- Exercise details
The data below needs to be returned exactly, line for line.

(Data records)
========================================================================
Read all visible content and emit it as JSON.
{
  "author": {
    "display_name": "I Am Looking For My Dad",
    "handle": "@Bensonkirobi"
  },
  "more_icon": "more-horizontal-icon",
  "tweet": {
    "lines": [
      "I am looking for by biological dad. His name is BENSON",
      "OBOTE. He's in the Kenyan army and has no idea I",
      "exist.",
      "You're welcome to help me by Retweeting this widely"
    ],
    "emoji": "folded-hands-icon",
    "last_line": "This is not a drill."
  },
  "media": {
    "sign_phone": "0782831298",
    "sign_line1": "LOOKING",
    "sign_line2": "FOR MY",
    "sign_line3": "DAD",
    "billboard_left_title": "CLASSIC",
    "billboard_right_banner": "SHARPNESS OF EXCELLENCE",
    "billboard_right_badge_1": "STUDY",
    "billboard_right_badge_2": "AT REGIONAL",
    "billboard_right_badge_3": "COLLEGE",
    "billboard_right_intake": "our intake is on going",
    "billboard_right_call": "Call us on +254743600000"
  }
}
========================================================================
- Response to this task
Read all visible content and emit it as JSON.
{
  "author": {
    "display_name": "I Am Looking For My Dad",
    "handle": "@Bensonkirobi"
  },
  "more_icon": "more-horizontal-icon",
  "tweet": {
    "lines": [
      "I am looking for by biological dad. His name is BENSON",
      "OBOTE. He's in the Kenyan army and has no idea I",
      "exist.",
      "You're welcome to help me by Retweeting this widely"
    ],
    "emoji": "folded-hands-icon",
    "last_line": "This is not a drill."
  },
  "media": {
    "sign_phone": "0782831298",
    "sign_line1": "LOOKING",
    "sign_line2": "FOR MY",
    "sign_line3": "DAD",
    "billboard_left_title": "CLASSIC",
    "billboard_right_banner": "SHARPNESS OF EXCELLENCE",
    "billboard_right_badge_1": "STUDY",
    "billboard_right_badge_2": "AT REGIONAL",
    "billboard_right_badge_3": "COLLEGE",
    "billboard_right_intake": "our intake is on going",
    "billboard_right_call": "Call us on +254743600000"
  }
}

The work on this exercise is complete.